_The problem_. Reproduce the listing below exactly, minus its pictures.

_Records to use_.
#####

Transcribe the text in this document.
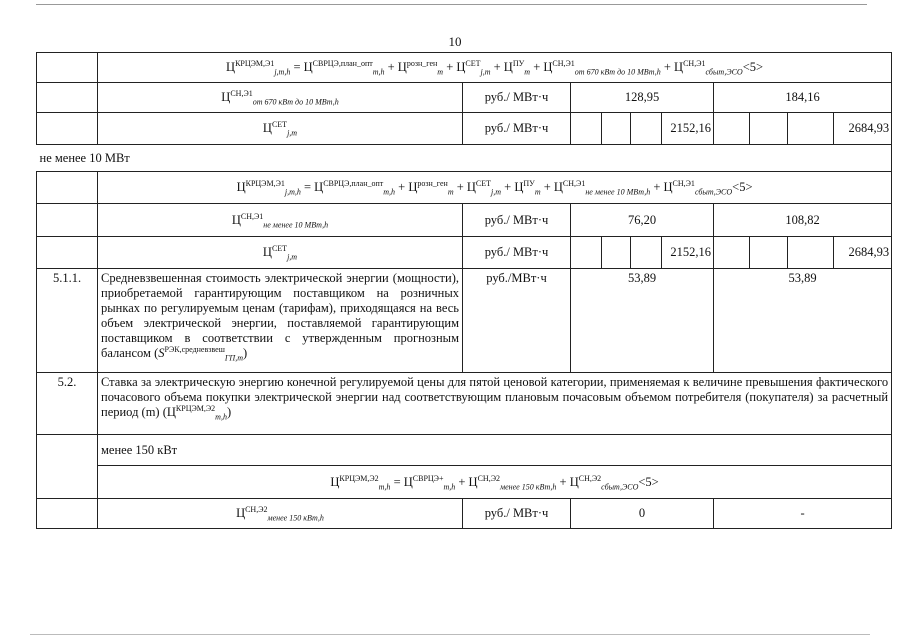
10
	$Ц^{КРЦЭМ,Э1}_{j,m,h} = Ц^{СВРЦЭ,план\_опт}_{m,h} + Ц^{розн\_ген}_m + Ц^{СЕТ}_{j,m} + Ц^{ПУ}_m + Ц^{СН,Э1}_{от 670 кВт до 10 МВт,h} + Ц^{СН,Э1}_{сбыт,ЭСО}<5>$									
	$Ц^{СН,Э1}_{от 670 кВт до 10 МВт,h}$	руб./ МВт·ч	128,95				184,16			
	$Ц^{СЕТ}_{j,m}$	руб./ МВт·ч				2152,16				2684,93
не менее 10 МВт										
	$Ц^{КРЦЭМ,Э1}_{j,m,h} = Ц^{СВРЦЭ,план\_опт}_{m,h} + Ц^{розн\_ген}_m + Ц^{СЕТ}_{j,m} + Ц^{ПУ}_m + Ц^{СН,Э1}_{не менее 10 МВт,h} + Ц^{СН,Э1}_{сбыт,ЭСО}<5>$									
	$Ц^{СН,Э1}_{не менее 10 МВт,h}$	руб./ МВт·ч	76,20				108,82			
	$Ц^{СЕТ}_{j,m}$	руб./ МВт·ч				2152,16				2684,93
5.1.1.	Средневзвешенная стоимость электрической энергии (мощности), приобретаемой гарантирующим поставщиком на розничных рынках по регулируемым ценам (тарифам), приходящаяся на весь объем электрической энергии, поставляемой гарантирующим поставщиком в соответствии с утвержденным прогнозным балансом $(S^{РЭК,средневзвеш}_{ГП,m})$	руб./МВт·ч	53,89				53,89			
5.2.	Ставка за электрическую энергию конечной регулируемой цены для пятой ценовой категории, применяемая к величине превышения фактического почасового объема покупки электрической энергии над соответствующим плановым почасовым объемом потребителя (покупателя) за расчетный период (m) $(Ц^{КРЦЭМ,Э2}_{m,h})$									
	менее 150 кВт									
	$Ц^{КРЦЭМ,Э2}_{m,h} = Ц^{СВРЦЭ+}_{m,h} + Ц^{СН,Э2}_{менее 150 кВт,h} + Ц^{СН,Э2}_{сбыт,ЭСО}<5>$									
	$Ц^{СН,Э2}_{менее 150 кВт,h}$	руб./ МВт·ч	0				-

#####

_Full solution_.
Transcribe the text in this document.
10
	$Ц^{КРЦЭМ,Э1}_{j,m,h} = Ц^{СВРЦЭ,план\_опт}_{m,h} + Ц^{розн\_ген}_m + Ц^{СЕТ}_{j,m} + Ц^{ПУ}_m + Ц^{СН,Э1}_{от 670 кВт до 10 МВт,h} + Ц^{СН,Э1}_{сбыт,ЭСО}<5>$									
	$Ц^{СН,Э1}_{от 670 кВт до 10 МВт,h}$	руб./ МВт·ч	128,95				184,16			
	$Ц^{СЕТ}_{j,m}$	руб./ МВт·ч				2152,16				2684,93
не менее 10 МВт										
	$Ц^{КРЦЭМ,Э1}_{j,m,h} = Ц^{СВРЦЭ,план\_опт}_{m,h} + Ц^{розн\_ген}_m + Ц^{СЕТ}_{j,m} + Ц^{ПУ}_m + Ц^{СН,Э1}_{не менее 10 МВт,h} + Ц^{СН,Э1}_{сбыт,ЭСО}<5>$									
	$Ц^{СН,Э1}_{не менее 10 МВт,h}$	руб./ МВт·ч	76,20				108,82			
	$Ц^{СЕТ}_{j,m}$	руб./ МВт·ч				2152,16				2684,93
5.1.1.	Средневзвешенная стоимость электрической энергии (мощности), приобретаемой гарантирующим поставщиком на розничных рынках по регулируемым ценам (тарифам), приходящаяся на весь объем электрической энергии, поставляемой гарантирующим поставщиком в соответствии с утвержденным прогнозным балансом $(S^{РЭК,средневзвеш}_{ГП,m})$	руб./МВт·ч	53,89				53,89			
5.2.	Ставка за электрическую энергию конечной регулируемой цены для пятой ценовой категории, применяемая к величине превышения фактического почасового объема покупки электрической энергии над соответствующим плановым почасовым объемом потребителя (покупателя) за расчетный период (m) $(Ц^{КРЦЭМ,Э2}_{m,h})$									
	менее 150 кВт									
	$Ц^{КРЦЭМ,Э2}_{m,h} = Ц^{СВРЦЭ+}_{m,h} + Ц^{СН,Э2}_{менее 150 кВт,h} + Ц^{СН,Э2}_{сбыт,ЭСО}<5>$									
	$Ц^{СН,Э2}_{менее 150 кВт,h}$	руб./ МВт·ч	0				-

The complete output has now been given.